## Directive
Sort through the entries below and pull out lines containing the word "this".

+++

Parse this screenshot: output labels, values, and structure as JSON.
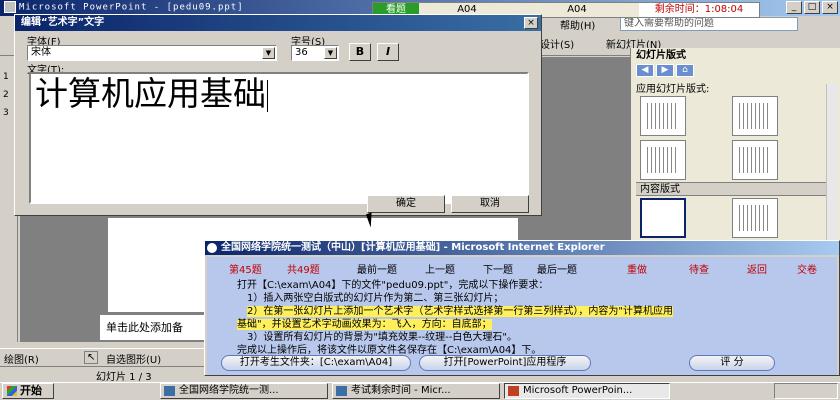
{
  "app": {
    "title": "Microsoft PowerPoint - [pedu09.ppt]",
    "controls": [
      "_",
      "□",
      "×"
    ]
  },
  "exam_timer": {
    "status": "看题",
    "code1": "A04",
    "code2": "A04",
    "remaining_label": "剩余时间：1:08:04"
  },
  "menubar": {
    "items": [
      "帮助(H)"
    ],
    "help_placeholder": "键入需要帮助的问题"
  },
  "toolbar": {
    "design_label": "设计(S)",
    "new_slide_label": "新幻灯片(N)"
  },
  "wordart_dialog": {
    "title": "编辑“艺术字”文字",
    "close": "×",
    "font_label": "字体(F)",
    "font_value": "宋体",
    "size_label": "字号(S)",
    "size_value": "36",
    "bold": "B",
    "italic": "I",
    "text_label": "文字(T):",
    "text_value": "计算机应用基础",
    "ok": "确定",
    "cancel": "取消"
  },
  "task_pane": {
    "title": "幻灯片版式",
    "nav": [
      "◀",
      "▶",
      "⌂"
    ],
    "apply_label": "应用幻灯片版式:",
    "content_section": "内容版式"
  },
  "outline_numbers": [
    "1",
    "2",
    "3"
  ],
  "notes_placeholder": "单击此处添加备",
  "exam_window": {
    "title": "全国网络学院统一测试（中山）[计算机应用基础] - Microsoft Internet Explorer",
    "question_no": "第45题",
    "total": "共49题",
    "nav": [
      "最前一题",
      "上一题",
      "下一题",
      "最后一题"
    ],
    "actions": [
      "重做",
      "待查",
      "返回",
      "交卷"
    ],
    "instructions": [
      "打开【C:\\exam\\A04】下的文件\"pedu09.ppt\"，完成以下操作要求：",
      "1）插入两张空白版式的幻灯片作为第二、第三张幻灯片；",
      "2）在第一张幻灯片上添加一个艺术字（艺术字样式选择第一行第三列样式），内容为\"计算机应用",
      "基础\"，并设置艺术字动画效果为：飞入，方向：自底部；",
      "3）设置所有幻灯片的背景为\"填充效果--纹理--白色大理石\"。",
      "完成以上操作后，将该文件以原文件名保存在【C:\\exam\\A04】下。"
    ],
    "open_folder_button": "打开考生文件夹：[C:\\exam\\A04]",
    "open_app_button": "打开[PowerPoint]应用程序",
    "score_button": "评 分"
  },
  "draw_toolbar": {
    "draw": "绘图(R)",
    "autoshapes": "自选图形(U)"
  },
  "status": {
    "slide": "幻灯片 1 / 3"
  },
  "taskbar": {
    "start": "开始",
    "items": [
      "全国网络学院统一测...",
      "考试剩余时间 - Micr...",
      "Microsoft PowerPoin..."
    ]
  },
  "colors": {
    "titlebar": "#0a246a",
    "timer_green": "#2a9c2a",
    "exam_red": "#c00000",
    "exam_body": "#b8c8ec",
    "highlight": "#ffef5a"
  }
}
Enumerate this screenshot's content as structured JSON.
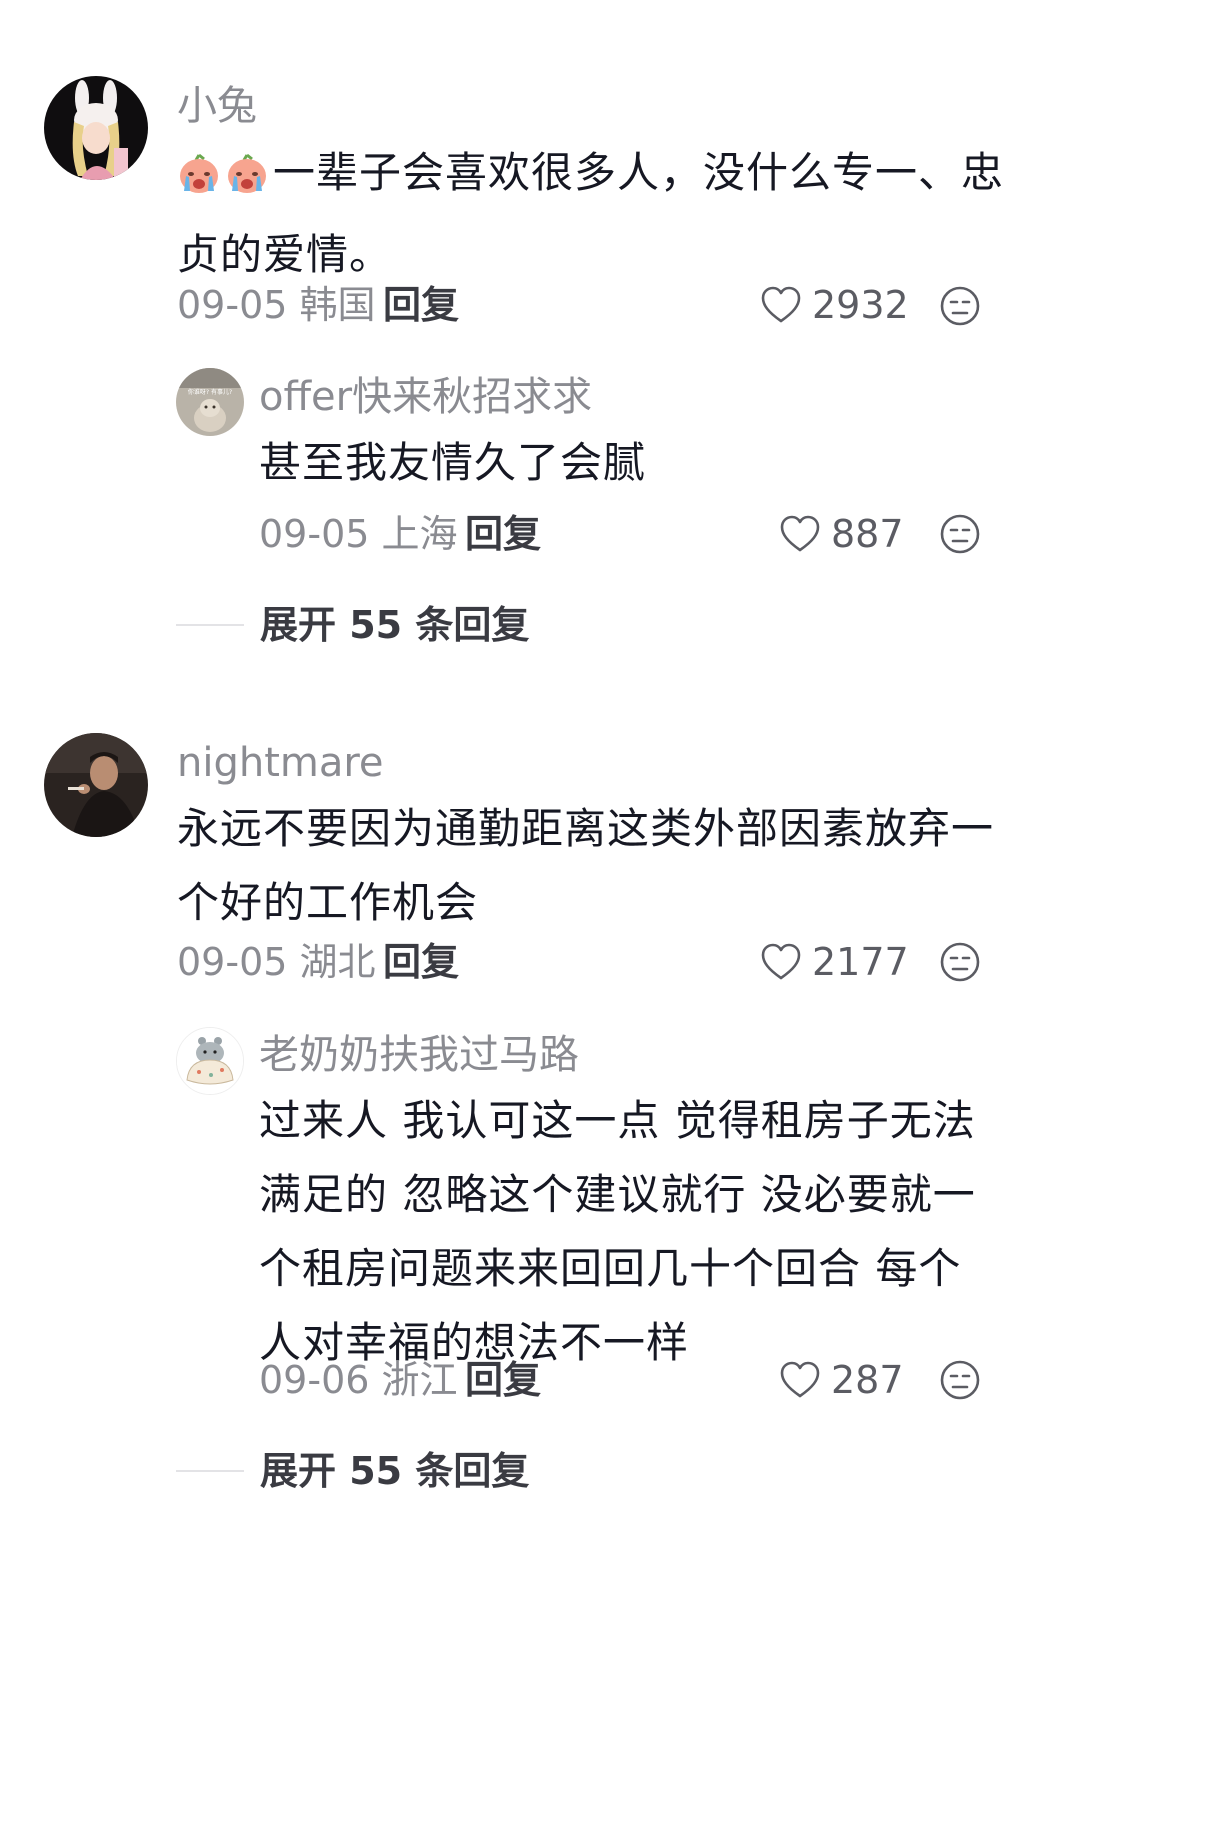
{
  "comments": [
    {
      "user": "小兔",
      "text": "一辈子会喜欢很多人，没什么专一、忠贞的爱情。",
      "emojis": [
        "crying-peach-emoji",
        "crying-peach-emoji"
      ],
      "date": "09-05",
      "location": "韩国",
      "reply_label": "回复",
      "likes": "2932",
      "replies": [
        {
          "user": "offer快来秋招求求",
          "avatar_caption": "你谁呀? 有事儿?",
          "text": "甚至我友情久了会腻",
          "date": "09-05",
          "location": "上海",
          "reply_label": "回复",
          "likes": "887"
        }
      ],
      "expand_label": "展开 55 条回复"
    },
    {
      "user": "nightmare",
      "text": "永远不要因为通勤距离这类外部因素放弃一个好的工作机会",
      "date": "09-05",
      "location": "湖北",
      "reply_label": "回复",
      "likes": "2177",
      "replies": [
        {
          "user": "老奶奶扶我过马路",
          "text": "过来人 我认可这一点 觉得租房子无法满足的 忽略这个建议就行 没必要就一个租房问题来来回回几十个回合 每个人对幸福的想法不一样",
          "date": "09-06",
          "location": "浙江",
          "reply_label": "回复",
          "likes": "287"
        }
      ],
      "expand_label": "展开 55 条回复"
    }
  ],
  "icons": {
    "like": "heart-outline-icon",
    "more": "neutral-face-icon"
  },
  "colors": {
    "text": "#161823",
    "secondary": "#8a8b91",
    "divider": "#e3e3e6"
  }
}
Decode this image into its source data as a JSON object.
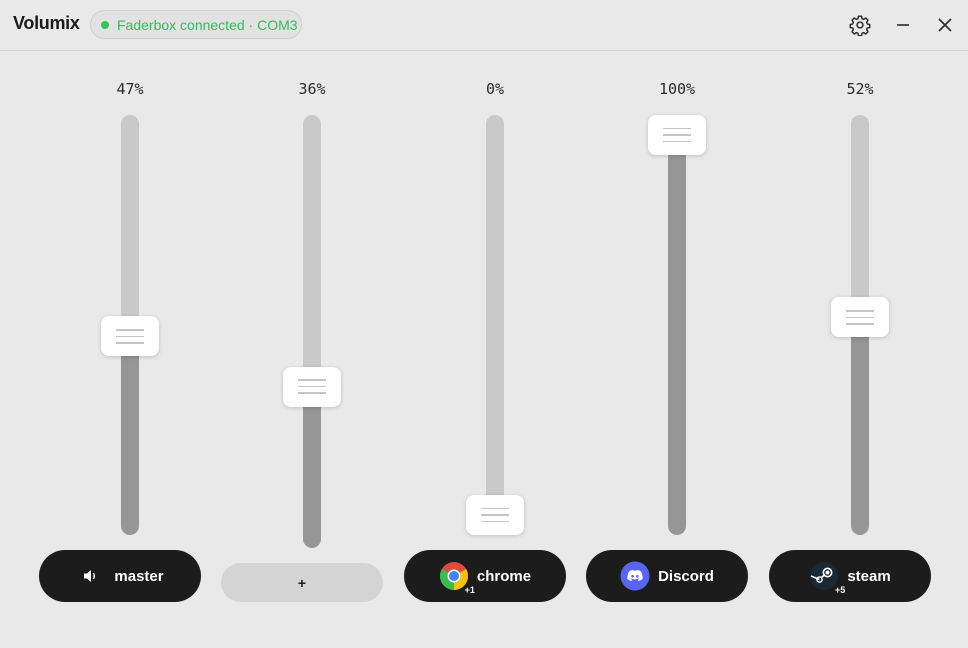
{
  "app": {
    "title": "Volumix"
  },
  "status": {
    "text": "Faderbox connected · COM3",
    "color": "#35b95a"
  },
  "window": {
    "settings_icon": "gear-icon",
    "minimize_icon": "minimize-icon",
    "close_icon": "close-icon"
  },
  "colors": {
    "chip_bg": "#1c1c1c",
    "track": "#c9c9c9",
    "track_fill": "#969696",
    "background": "#e9e9e9"
  },
  "channels": [
    {
      "percent_label": "47%",
      "level": 0.47,
      "label": "master",
      "icon": "speaker-icon",
      "badge": ""
    },
    {
      "percent_label": "36%",
      "level": 0.36,
      "label": "+",
      "icon": "",
      "badge": ""
    },
    {
      "percent_label": "0%",
      "level": 0.0,
      "label": "chrome",
      "icon": "chrome-icon",
      "badge": "+1"
    },
    {
      "percent_label": "100%",
      "level": 1.0,
      "label": "Discord",
      "icon": "discord-icon",
      "badge": ""
    },
    {
      "percent_label": "52%",
      "level": 0.52,
      "label": "steam",
      "icon": "steam-icon",
      "badge": "+5"
    }
  ]
}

+++

## Answer in full
Parse this screenshot: output labels, values, and structure as JSON.
Enumerate this screenshot's content as structured JSON.
Decode this image into its source data as a JSON object.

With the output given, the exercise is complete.